Task to complete >> Determine the number of lines containing the word "大观境出轮回". Reply with it and nothing else.

Entries supplied >>

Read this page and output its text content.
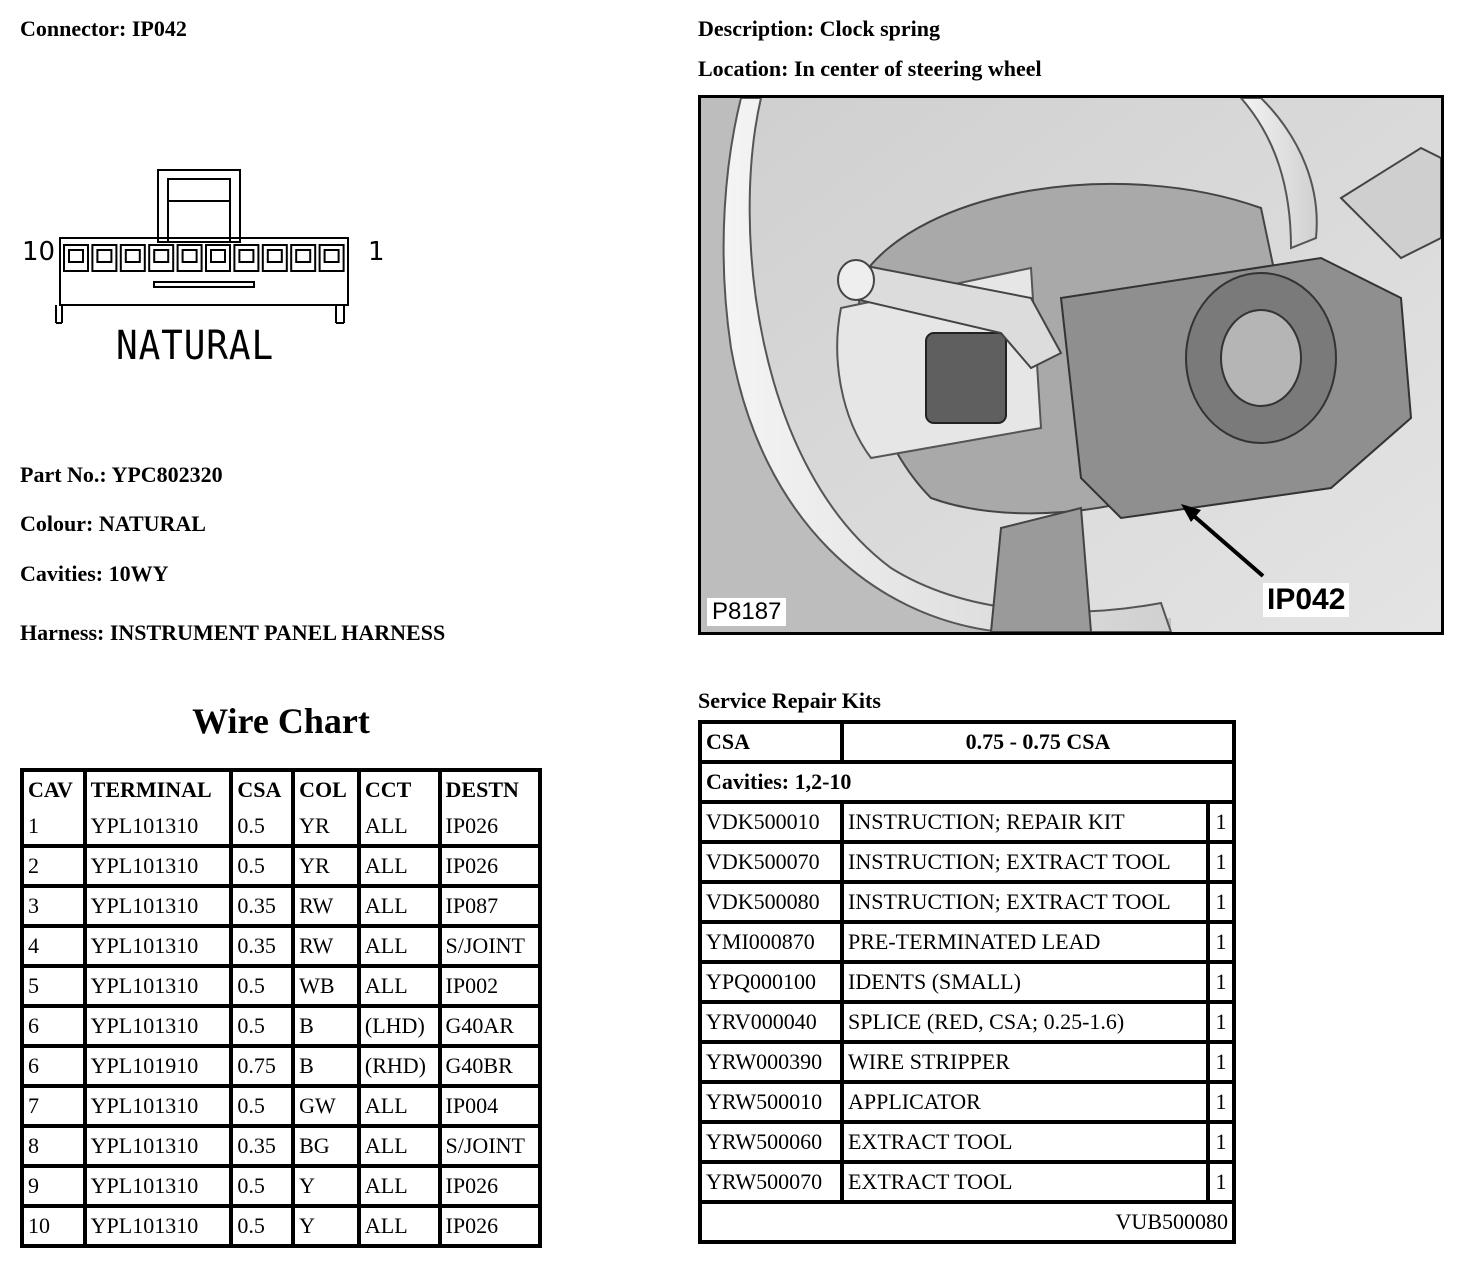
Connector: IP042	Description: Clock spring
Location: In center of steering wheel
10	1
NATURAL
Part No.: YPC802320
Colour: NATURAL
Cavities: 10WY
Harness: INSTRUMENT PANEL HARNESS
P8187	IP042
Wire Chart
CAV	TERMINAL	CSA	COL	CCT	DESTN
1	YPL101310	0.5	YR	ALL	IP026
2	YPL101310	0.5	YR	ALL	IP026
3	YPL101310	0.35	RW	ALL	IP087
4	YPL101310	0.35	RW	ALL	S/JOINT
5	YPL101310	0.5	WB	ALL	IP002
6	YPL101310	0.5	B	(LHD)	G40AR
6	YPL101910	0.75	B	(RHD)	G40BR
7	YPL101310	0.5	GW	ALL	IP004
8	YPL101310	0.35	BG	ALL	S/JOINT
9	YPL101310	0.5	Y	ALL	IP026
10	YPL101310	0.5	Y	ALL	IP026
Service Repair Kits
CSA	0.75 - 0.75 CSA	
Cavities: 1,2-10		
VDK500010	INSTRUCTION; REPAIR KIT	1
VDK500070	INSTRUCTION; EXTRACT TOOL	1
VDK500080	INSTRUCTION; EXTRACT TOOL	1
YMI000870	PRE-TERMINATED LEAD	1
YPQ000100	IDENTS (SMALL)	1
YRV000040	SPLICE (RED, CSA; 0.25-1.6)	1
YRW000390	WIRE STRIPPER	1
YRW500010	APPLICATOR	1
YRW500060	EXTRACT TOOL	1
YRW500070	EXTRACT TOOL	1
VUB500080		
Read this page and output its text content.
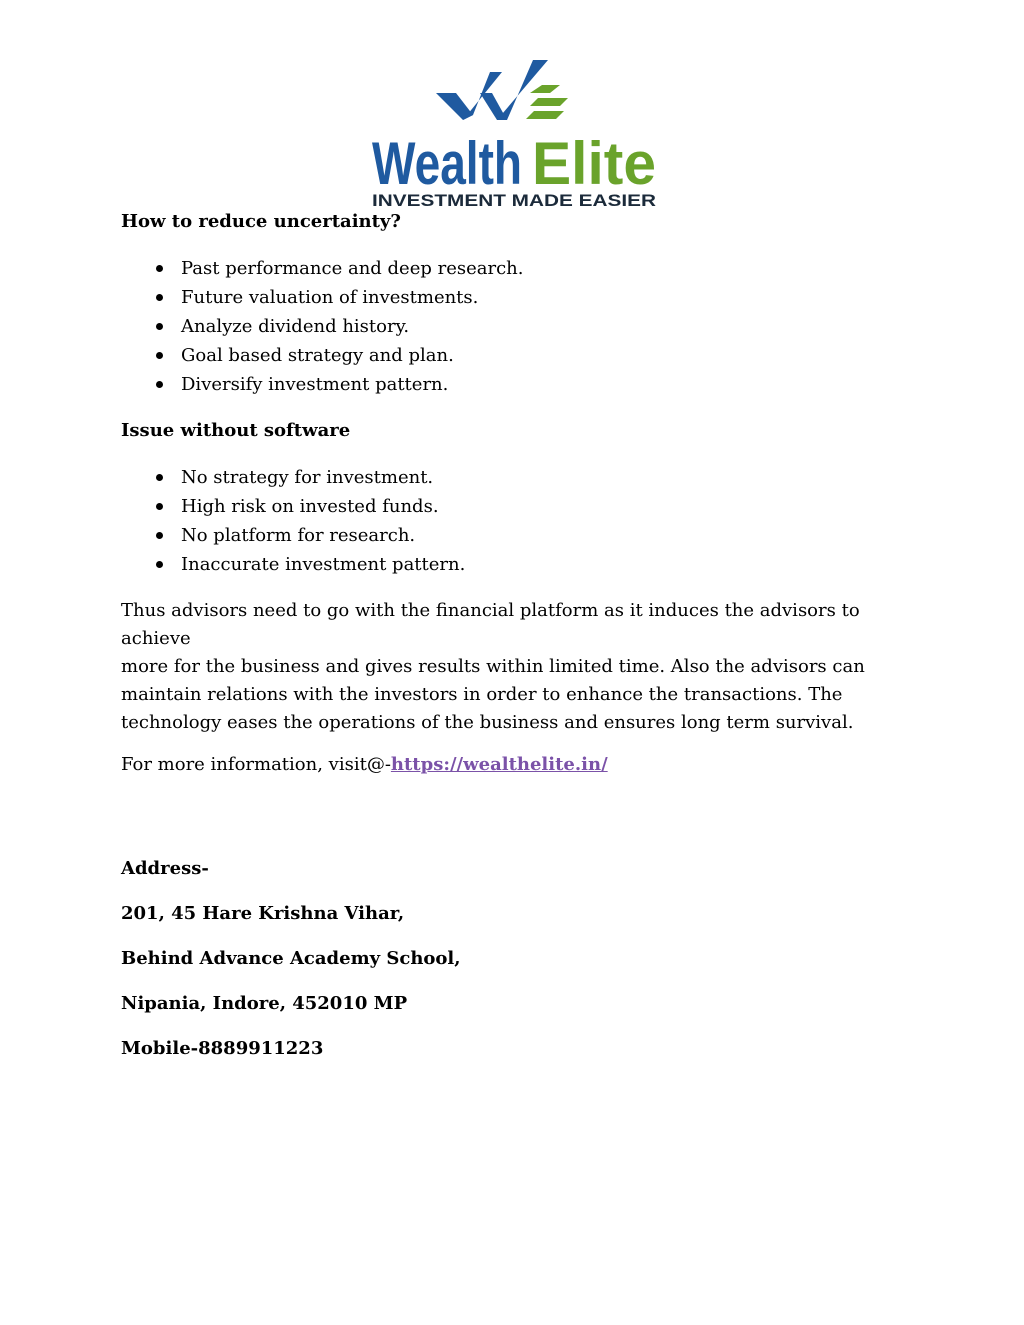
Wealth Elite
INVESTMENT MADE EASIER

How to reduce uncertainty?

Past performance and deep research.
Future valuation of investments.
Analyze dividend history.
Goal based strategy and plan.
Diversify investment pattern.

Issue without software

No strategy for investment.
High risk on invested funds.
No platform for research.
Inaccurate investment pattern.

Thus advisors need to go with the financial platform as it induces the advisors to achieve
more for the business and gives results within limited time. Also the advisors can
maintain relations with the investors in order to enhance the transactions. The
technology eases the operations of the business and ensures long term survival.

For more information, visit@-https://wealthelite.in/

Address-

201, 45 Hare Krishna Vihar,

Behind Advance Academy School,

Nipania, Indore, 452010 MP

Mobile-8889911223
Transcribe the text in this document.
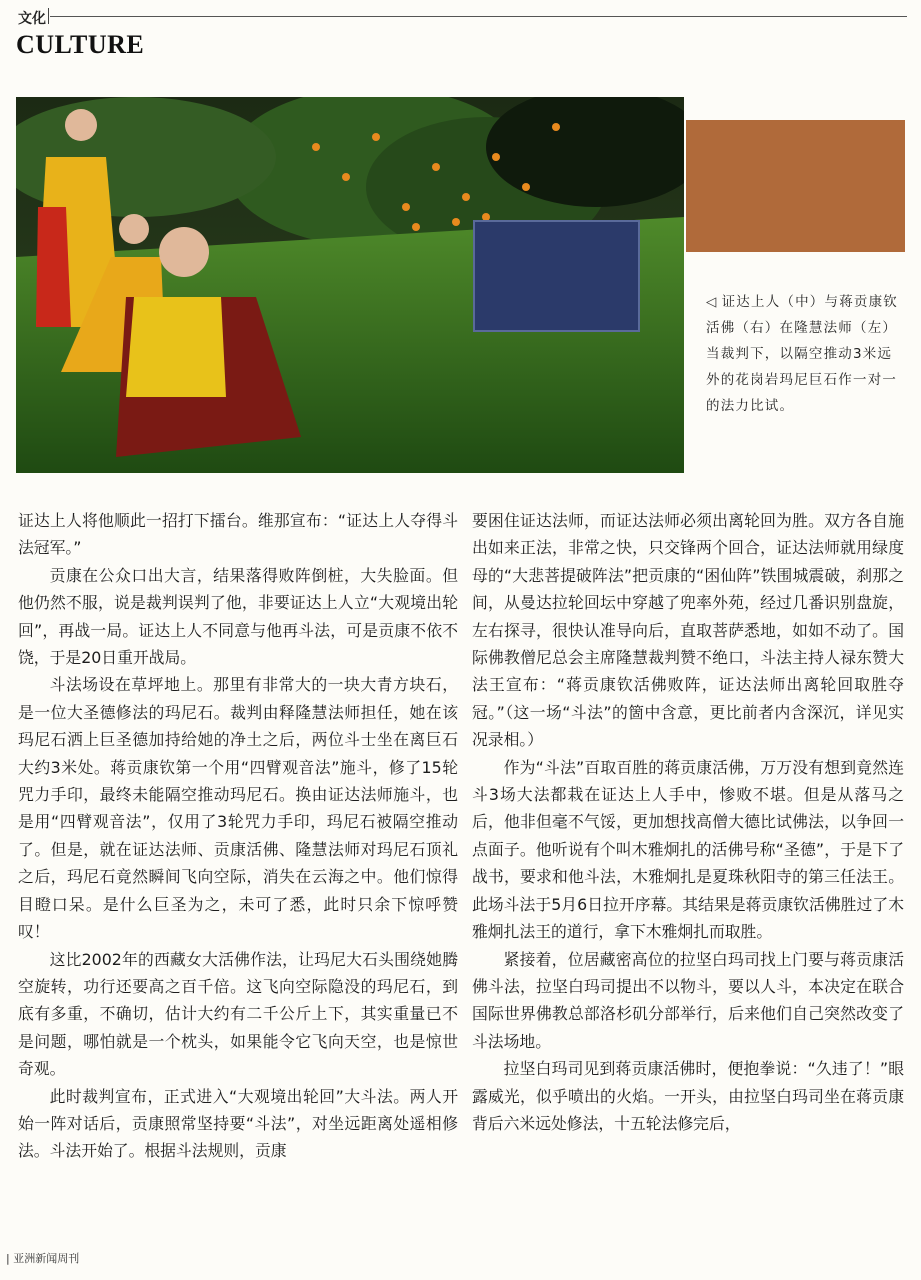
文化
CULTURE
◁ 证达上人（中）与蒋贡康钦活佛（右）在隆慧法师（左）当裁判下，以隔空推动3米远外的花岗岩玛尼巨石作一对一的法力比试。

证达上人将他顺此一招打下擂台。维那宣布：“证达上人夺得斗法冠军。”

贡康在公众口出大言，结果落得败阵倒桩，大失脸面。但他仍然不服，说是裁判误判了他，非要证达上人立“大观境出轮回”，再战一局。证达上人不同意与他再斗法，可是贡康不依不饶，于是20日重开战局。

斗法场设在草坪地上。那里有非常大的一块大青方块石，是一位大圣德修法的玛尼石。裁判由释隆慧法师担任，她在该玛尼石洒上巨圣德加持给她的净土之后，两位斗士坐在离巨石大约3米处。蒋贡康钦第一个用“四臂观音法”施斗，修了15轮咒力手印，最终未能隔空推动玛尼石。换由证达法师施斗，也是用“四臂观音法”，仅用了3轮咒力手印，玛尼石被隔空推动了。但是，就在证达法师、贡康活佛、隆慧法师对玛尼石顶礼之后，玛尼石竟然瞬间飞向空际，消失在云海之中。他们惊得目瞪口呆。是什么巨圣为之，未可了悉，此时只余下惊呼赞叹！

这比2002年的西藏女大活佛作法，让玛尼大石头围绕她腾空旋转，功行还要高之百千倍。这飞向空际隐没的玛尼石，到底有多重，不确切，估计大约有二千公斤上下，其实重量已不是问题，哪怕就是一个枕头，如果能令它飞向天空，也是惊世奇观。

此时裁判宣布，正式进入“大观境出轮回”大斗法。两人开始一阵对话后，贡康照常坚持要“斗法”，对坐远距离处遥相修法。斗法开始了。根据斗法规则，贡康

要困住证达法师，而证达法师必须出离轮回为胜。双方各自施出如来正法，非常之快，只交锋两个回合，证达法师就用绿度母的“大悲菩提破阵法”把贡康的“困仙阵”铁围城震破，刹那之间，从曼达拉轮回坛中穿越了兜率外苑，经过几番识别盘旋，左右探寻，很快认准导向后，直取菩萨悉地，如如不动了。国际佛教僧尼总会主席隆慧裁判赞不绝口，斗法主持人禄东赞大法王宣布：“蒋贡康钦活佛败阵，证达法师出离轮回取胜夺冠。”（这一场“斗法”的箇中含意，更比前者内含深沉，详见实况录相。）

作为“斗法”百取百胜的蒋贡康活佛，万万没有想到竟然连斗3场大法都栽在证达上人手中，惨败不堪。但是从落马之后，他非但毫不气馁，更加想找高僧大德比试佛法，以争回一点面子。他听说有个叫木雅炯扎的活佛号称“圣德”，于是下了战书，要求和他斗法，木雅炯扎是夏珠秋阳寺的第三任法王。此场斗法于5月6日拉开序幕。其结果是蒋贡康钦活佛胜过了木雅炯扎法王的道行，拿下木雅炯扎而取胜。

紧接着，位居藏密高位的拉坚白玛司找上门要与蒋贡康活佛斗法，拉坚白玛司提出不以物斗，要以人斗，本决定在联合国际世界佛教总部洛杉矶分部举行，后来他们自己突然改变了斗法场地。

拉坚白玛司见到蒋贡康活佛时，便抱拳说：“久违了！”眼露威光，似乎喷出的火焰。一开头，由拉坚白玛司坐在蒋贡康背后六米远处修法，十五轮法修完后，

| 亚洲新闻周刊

Result of this task >> 2